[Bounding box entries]

*****

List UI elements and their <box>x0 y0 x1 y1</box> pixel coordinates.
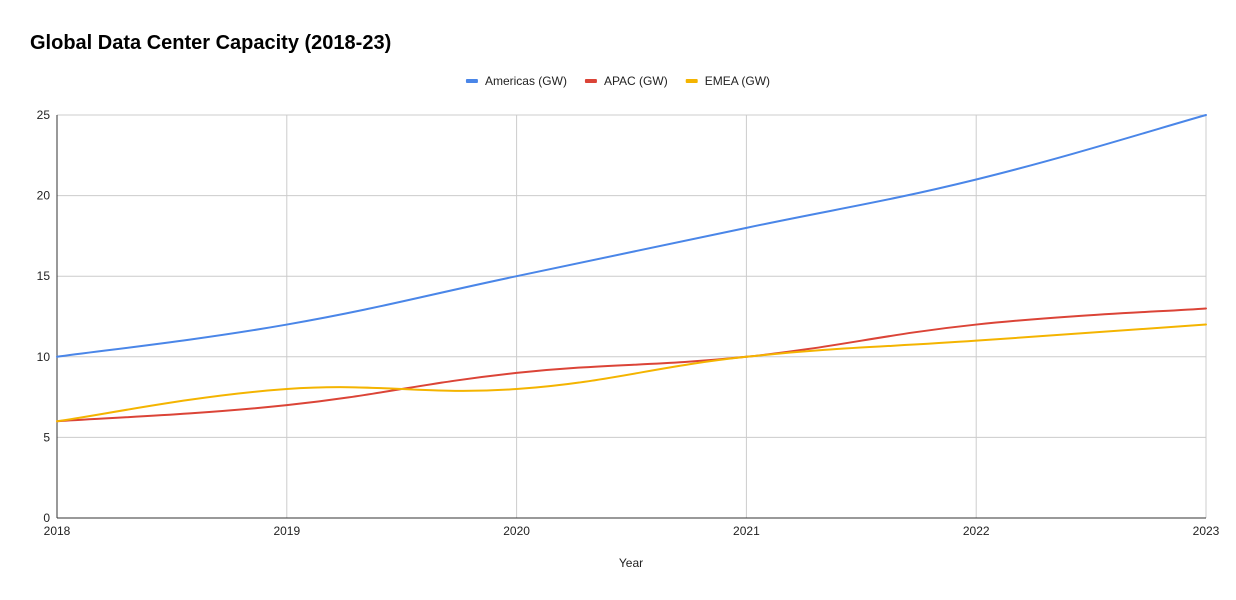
series-line-americas-gw <box>56 114 1207 358</box>
y-tick-label: 25 <box>37 108 51 122</box>
legend-item-emea-gw: EMEA (GW) <box>685 74 770 88</box>
chart-title: Global Data Center Capacity (2018-23) <box>30 32 391 54</box>
x-tick-label: 2021 <box>733 524 760 538</box>
legend-label: EMEA (GW) <box>705 74 770 88</box>
x-axis-label: Year <box>619 556 643 570</box>
y-tick-label: 20 <box>37 189 51 203</box>
legend-label: Americas (GW) <box>485 74 567 88</box>
x-tick-label: 2022 <box>963 524 990 538</box>
legend-item-apac-gw: APAC (GW) <box>584 74 668 88</box>
gridlines <box>57 114 1207 518</box>
y-tick-label: 10 <box>37 350 51 364</box>
series-lines <box>56 114 1207 423</box>
x-tick-label: 2023 <box>1193 524 1220 538</box>
tick-labels: 0 5 10 15 20 25 2018 2019 2020 2021 2022 2023 <box>37 108 1220 538</box>
x-tick-label: 2019 <box>273 524 300 538</box>
series-line-emea-gw <box>56 323 1207 423</box>
series-line-apac-gw <box>56 307 1207 423</box>
legend-item-americas-gw: Americas (GW) <box>465 74 567 88</box>
x-tick-label: 2020 <box>503 524 530 538</box>
legend-swatch <box>685 79 698 83</box>
legend-swatch <box>584 79 597 83</box>
axes <box>56 115 1206 519</box>
legend-swatch <box>465 79 478 83</box>
legend: Americas (GW) APAC (GW) EMEA (GW) <box>465 74 770 88</box>
x-tick-label: 2018 <box>44 524 71 538</box>
legend-label: APAC (GW) <box>604 74 668 88</box>
y-tick-label: 0 <box>43 511 50 525</box>
y-tick-label: 15 <box>37 269 51 283</box>
y-tick-label: 5 <box>43 430 50 444</box>
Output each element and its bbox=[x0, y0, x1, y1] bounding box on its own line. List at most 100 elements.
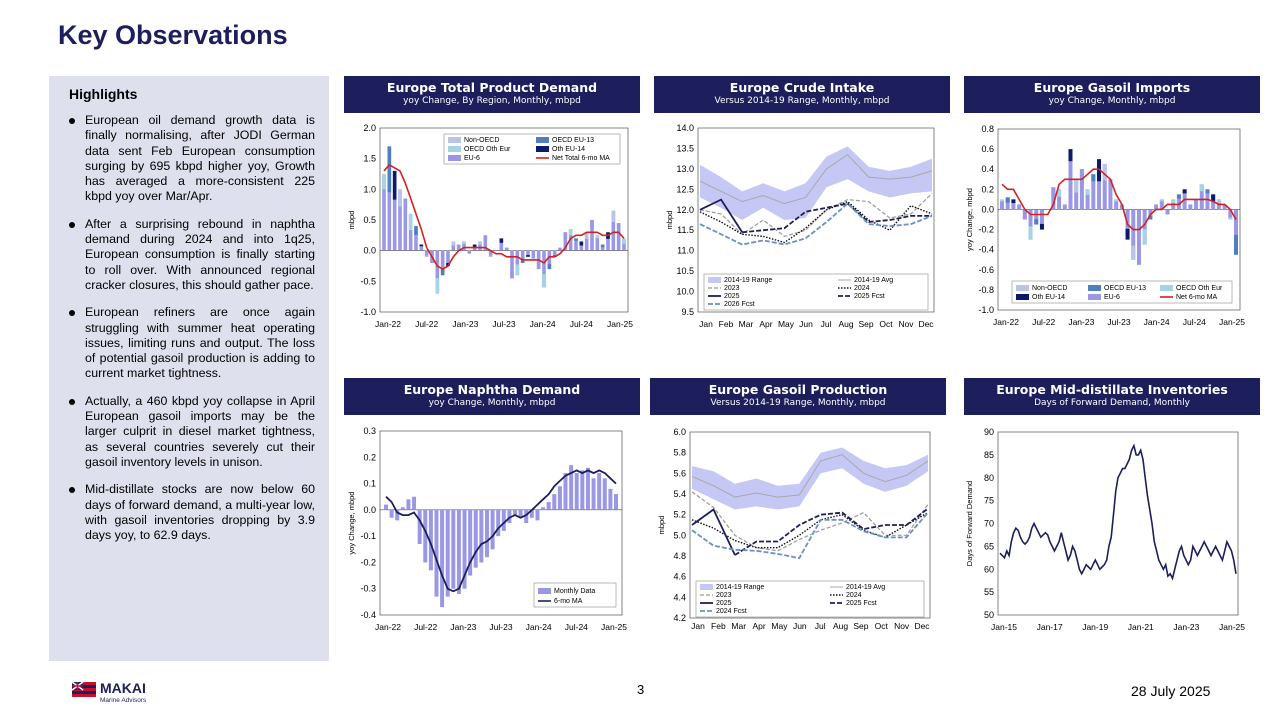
legend-label: OECD Oth Eur bbox=[464, 146, 511, 153]
bar-segment bbox=[1176, 194, 1181, 199]
legend-label: Net 6-mo MA bbox=[1176, 294, 1218, 301]
bar bbox=[428, 509, 433, 571]
bar-segment bbox=[1205, 189, 1210, 194]
y-tick-label: -0.2 bbox=[360, 557, 376, 567]
y-tick-label: 13.0 bbox=[676, 164, 694, 174]
bar bbox=[531, 250, 536, 260]
bar bbox=[1131, 209, 1136, 260]
bar bbox=[507, 509, 512, 523]
x-tick-label: Jan bbox=[691, 621, 705, 631]
highlights-title: Highlights bbox=[69, 86, 138, 102]
x-tick-label: Sep bbox=[858, 319, 873, 329]
bar-segment bbox=[536, 260, 541, 270]
y-tick-label: -1.0 bbox=[978, 305, 994, 315]
x-tick-label: May bbox=[778, 319, 795, 329]
panel-header: Europe Crude Intake Versus 2014-19 Range… bbox=[654, 76, 950, 113]
y-tick-label: 90 bbox=[984, 427, 994, 437]
legend-label: EU-6 bbox=[1104, 294, 1120, 301]
bar-segment bbox=[462, 241, 466, 245]
bar bbox=[1199, 184, 1204, 210]
y-tick-label: 12.5 bbox=[676, 184, 694, 194]
bar bbox=[1102, 164, 1107, 210]
series-line bbox=[691, 511, 929, 549]
legend-label: 2023 bbox=[716, 592, 732, 599]
x-tick-label: Jan-24 bbox=[526, 622, 552, 632]
y-tick-label: -1.0 bbox=[360, 307, 376, 317]
legend-label: 2025 bbox=[716, 600, 732, 607]
x-tick-label: Sep bbox=[853, 621, 868, 631]
bar bbox=[468, 509, 473, 576]
bar bbox=[510, 250, 514, 279]
bar bbox=[1114, 199, 1119, 210]
panel-subtitle: Versus 2014-19 Range, Monthly, mbpd bbox=[710, 398, 886, 408]
bar bbox=[1051, 187, 1056, 210]
bar bbox=[557, 486, 562, 510]
x-tick-label: Jul bbox=[821, 319, 832, 329]
y-tick-label: -0.2 bbox=[978, 225, 994, 235]
chart-gasoil-production: 6.0 5.8 5.6 5.4 5.2 5.0 4.8 4.6 4.4 4.2 mbpd Jan Feb… bbox=[657, 427, 931, 631]
bar bbox=[552, 250, 557, 257]
series-line bbox=[742, 202, 932, 234]
chart-middistillate-inventories: 90 85 80 75 70 65 60 55 50 Days of Forward Demand… bbox=[965, 427, 1245, 632]
bar bbox=[1028, 209, 1033, 240]
legend-label: 2024 bbox=[846, 592, 862, 599]
series-line bbox=[691, 454, 929, 498]
bar-segment bbox=[499, 238, 504, 243]
legend-swatch bbox=[700, 584, 713, 590]
chart-crude-intake: 14.0 13.5 13.0 12.5 12.0 11.5 11.0 10.5 10.0 9.5 m… bbox=[665, 123, 935, 329]
y-axis-label: mbpd bbox=[657, 516, 666, 535]
panel-title: Europe Naphtha Demand bbox=[403, 382, 581, 397]
bar-segment bbox=[1051, 187, 1056, 198]
bar-segment bbox=[451, 241, 456, 246]
bar bbox=[1034, 209, 1039, 225]
legend-label: Oth EU-14 bbox=[1032, 294, 1065, 301]
bar-segment bbox=[1114, 199, 1119, 202]
chart-gasoil-imports: 0.8 0.6 0.4 0.2 0.0 -0.2 -0.4 -0.6 -0.8 -1.0 yoy C… bbox=[965, 124, 1245, 327]
bar bbox=[403, 198, 408, 251]
y-tick-label: -0.4 bbox=[360, 610, 376, 620]
bar bbox=[1017, 204, 1022, 210]
bar-segment bbox=[1148, 215, 1153, 220]
bar bbox=[1085, 189, 1090, 210]
bar-segment bbox=[600, 244, 605, 248]
bar bbox=[387, 146, 392, 251]
highlights-list: European oil demand growth data is final… bbox=[69, 113, 315, 543]
panel-middistillate-inventories: Europe Mid-distillate Inventories Days o… bbox=[964, 378, 1260, 640]
legend-label: 2024 Fcst bbox=[716, 608, 747, 615]
bar bbox=[600, 244, 605, 251]
bar bbox=[518, 509, 523, 518]
y-tick-label: 4.6 bbox=[673, 572, 686, 582]
bar-segment bbox=[478, 241, 482, 245]
bar-segment bbox=[510, 272, 514, 279]
legend-swatch bbox=[448, 137, 461, 143]
bar-segment bbox=[387, 146, 392, 193]
flag-icon bbox=[72, 681, 96, 697]
bar bbox=[1142, 209, 1147, 245]
bar-segment bbox=[579, 241, 584, 246]
y-tick-label: 0.0 bbox=[363, 246, 376, 256]
chart-total-demand: 2.0 1.5 1.0 0.5 0.0 -0.5 -1.0 mbpd Jan-22 Jul-22 J… bbox=[347, 123, 633, 329]
x-tick-label: Jul-24 bbox=[1183, 317, 1206, 327]
bar-segment bbox=[1034, 219, 1039, 225]
bar bbox=[611, 210, 616, 251]
y-tick-label: -0.3 bbox=[360, 584, 376, 594]
series-line bbox=[691, 491, 929, 552]
bar-segment bbox=[435, 278, 440, 294]
bar-segment bbox=[1079, 169, 1084, 184]
bar-segment bbox=[1005, 197, 1010, 203]
bar bbox=[483, 235, 488, 251]
page-title: Key Observations bbox=[58, 20, 288, 50]
x-tick-label: Jan-25 bbox=[1219, 317, 1245, 327]
x-tick-label: Jul-22 bbox=[414, 622, 437, 632]
y-tick-label: 10.5 bbox=[676, 266, 694, 276]
legend-label: Non-OECD bbox=[464, 137, 499, 144]
bar bbox=[1039, 209, 1044, 230]
series-line bbox=[699, 153, 933, 205]
bar bbox=[400, 507, 405, 510]
plot-frame bbox=[697, 127, 935, 313]
legend-label: 2014-19 Avg bbox=[846, 584, 885, 591]
x-tick-label: Jul-22 bbox=[415, 319, 438, 329]
bar-segment bbox=[547, 263, 552, 270]
bar-segment bbox=[515, 264, 520, 276]
y-tick-label: -0.1 bbox=[360, 531, 376, 541]
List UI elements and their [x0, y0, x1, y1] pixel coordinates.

*****

* **WHAT YOU ARE ASKED TO DO**:
In the listing, update the lines starting with the line that contains "legend-label: OECD Oth" and going on through the line that contains "y-tick-label: -0.2 bbox=[360, 557, 376, 567]". Replace "bar-segment" with "stacked-segment" and leave everything else unchanged.

* **WRITTEN ANSWER**:
legend-label: OECD Oth Eur bbox=[464, 146, 511, 153]
stacked-segment bbox=[1176, 194, 1181, 199]
legend-label: Net 6-mo MA bbox=[1176, 294, 1218, 301]
bar bbox=[428, 509, 433, 571]
stacked-segment bbox=[1205, 189, 1210, 194]
y-tick-label: -0.2 bbox=[360, 557, 376, 567]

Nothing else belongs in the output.